» **WRITTEN INSTRUCTION**:
Every entry needs to be reproduced exactly.

Dataset items:
......
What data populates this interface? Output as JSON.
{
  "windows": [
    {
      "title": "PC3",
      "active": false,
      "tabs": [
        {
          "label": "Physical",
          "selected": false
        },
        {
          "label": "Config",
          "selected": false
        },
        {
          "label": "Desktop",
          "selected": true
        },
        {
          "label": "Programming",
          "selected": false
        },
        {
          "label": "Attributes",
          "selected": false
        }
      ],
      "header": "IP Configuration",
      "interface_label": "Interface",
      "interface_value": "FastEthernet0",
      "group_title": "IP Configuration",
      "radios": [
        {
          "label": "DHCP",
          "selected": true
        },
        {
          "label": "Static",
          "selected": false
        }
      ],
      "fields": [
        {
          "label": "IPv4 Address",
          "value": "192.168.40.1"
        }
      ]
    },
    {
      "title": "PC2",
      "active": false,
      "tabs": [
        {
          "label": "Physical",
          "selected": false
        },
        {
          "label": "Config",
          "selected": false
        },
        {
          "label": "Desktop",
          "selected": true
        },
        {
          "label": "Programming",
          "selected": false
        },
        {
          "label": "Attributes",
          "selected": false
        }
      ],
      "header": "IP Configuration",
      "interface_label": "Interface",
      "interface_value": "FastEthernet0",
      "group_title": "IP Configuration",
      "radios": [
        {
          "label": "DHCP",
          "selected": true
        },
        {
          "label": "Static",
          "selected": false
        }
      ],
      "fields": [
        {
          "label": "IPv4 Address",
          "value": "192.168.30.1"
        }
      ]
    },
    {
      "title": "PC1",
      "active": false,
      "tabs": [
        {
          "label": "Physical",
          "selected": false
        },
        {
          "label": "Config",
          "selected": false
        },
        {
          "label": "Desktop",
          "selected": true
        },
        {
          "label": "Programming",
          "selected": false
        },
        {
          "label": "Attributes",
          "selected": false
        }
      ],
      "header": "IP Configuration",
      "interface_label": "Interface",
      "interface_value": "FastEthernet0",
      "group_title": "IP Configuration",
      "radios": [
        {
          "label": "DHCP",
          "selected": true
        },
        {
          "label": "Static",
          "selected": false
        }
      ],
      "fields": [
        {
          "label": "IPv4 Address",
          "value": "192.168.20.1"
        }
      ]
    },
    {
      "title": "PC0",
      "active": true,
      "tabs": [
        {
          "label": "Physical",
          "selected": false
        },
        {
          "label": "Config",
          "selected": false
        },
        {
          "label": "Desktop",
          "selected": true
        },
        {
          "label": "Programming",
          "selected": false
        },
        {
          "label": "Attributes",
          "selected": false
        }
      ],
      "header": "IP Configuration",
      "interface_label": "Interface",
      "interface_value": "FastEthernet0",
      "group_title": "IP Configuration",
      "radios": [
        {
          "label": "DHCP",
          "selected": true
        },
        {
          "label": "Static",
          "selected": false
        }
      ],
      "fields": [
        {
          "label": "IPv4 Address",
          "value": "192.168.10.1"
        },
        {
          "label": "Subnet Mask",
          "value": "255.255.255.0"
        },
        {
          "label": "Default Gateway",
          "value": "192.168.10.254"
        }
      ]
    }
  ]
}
......
» **SOLUTION TO THIS TASK**:
What data populates this interface? Output as JSON.
{
  "windows": [
    {
      "title": "PC3",
      "active": false,
      "tabs": [
        {
          "label": "Physical",
          "selected": false
        },
        {
          "label": "Config",
          "selected": false
        },
        {
          "label": "Desktop",
          "selected": true
        },
        {
          "label": "Programming",
          "selected": false
        },
        {
          "label": "Attributes",
          "selected": false
        }
      ],
      "header": "IP Configuration",
      "interface_label": "Interface",
      "interface_value": "FastEthernet0",
      "group_title": "IP Configuration",
      "radios": [
        {
          "label": "DHCP",
          "selected": true
        },
        {
          "label": "Static",
          "selected": false
        }
      ],
      "fields": [
        {
          "label": "IPv4 Address",
          "value": "192.168.40.1"
        }
      ]
    },
    {
      "title": "PC2",
      "active": false,
      "tabs": [
        {
          "label": "Physical",
          "selected": false
        },
        {
          "label": "Config",
          "selected": false
        },
        {
          "label": "Desktop",
          "selected": true
        },
        {
          "label": "Programming",
          "selected": false
        },
        {
          "label": "Attributes",
          "selected": false
        }
      ],
      "header": "IP Configuration",
      "interface_label": "Interface",
      "interface_value": "FastEthernet0",
      "group_title": "IP Configuration",
      "radios": [
        {
          "label": "DHCP",
          "selected": true
        },
        {
          "label": "Static",
          "selected": false
        }
      ],
      "fields": [
        {
          "label": "IPv4 Address",
          "value": "192.168.30.1"
        }
      ]
    },
    {
      "title": "PC1",
      "active": false,
      "tabs": [
        {
          "label": "Physical",
          "selected": false
        },
        {
          "label": "Config",
          "selected": false
        },
        {
          "label": "Desktop",
          "selected": true
        },
        {
          "label": "Programming",
          "selected": false
        },
        {
          "label": "Attributes",
          "selected": false
        }
      ],
      "header": "IP Configuration",
      "interface_label": "Interface",
      "interface_value": "FastEthernet0",
      "group_title": "IP Configuration",
      "radios": [
        {
          "label": "DHCP",
          "selected": true
        },
        {
          "label": "Static",
          "selected": false
        }
      ],
      "fields": [
        {
          "label": "IPv4 Address",
          "value": "192.168.20.1"
        }
      ]
    },
    {
      "title": "PC0",
      "active": true,
      "tabs": [
        {
          "label": "Physical",
          "selected": false
        },
        {
          "label": "Config",
          "selected": false
        },
        {
          "label": "Desktop",
          "selected": true
        },
        {
          "label": "Programming",
          "selected": false
        },
        {
          "label": "Attributes",
          "selected": false
        }
      ],
      "header": "IP Configuration",
      "interface_label": "Interface",
      "interface_value": "FastEthernet0",
      "group_title": "IP Configuration",
      "radios": [
        {
          "label": "DHCP",
          "selected": true
        },
        {
          "label": "Static",
          "selected": false
        }
      ],
      "fields": [
        {
          "label": "IPv4 Address",
          "value": "192.168.10.1"
        },
        {
          "label": "Subnet Mask",
          "value": "255.255.255.0"
        },
        {
          "label": "Default Gateway",
          "value": "192.168.10.254"
        }
      ]
    }
  ]
}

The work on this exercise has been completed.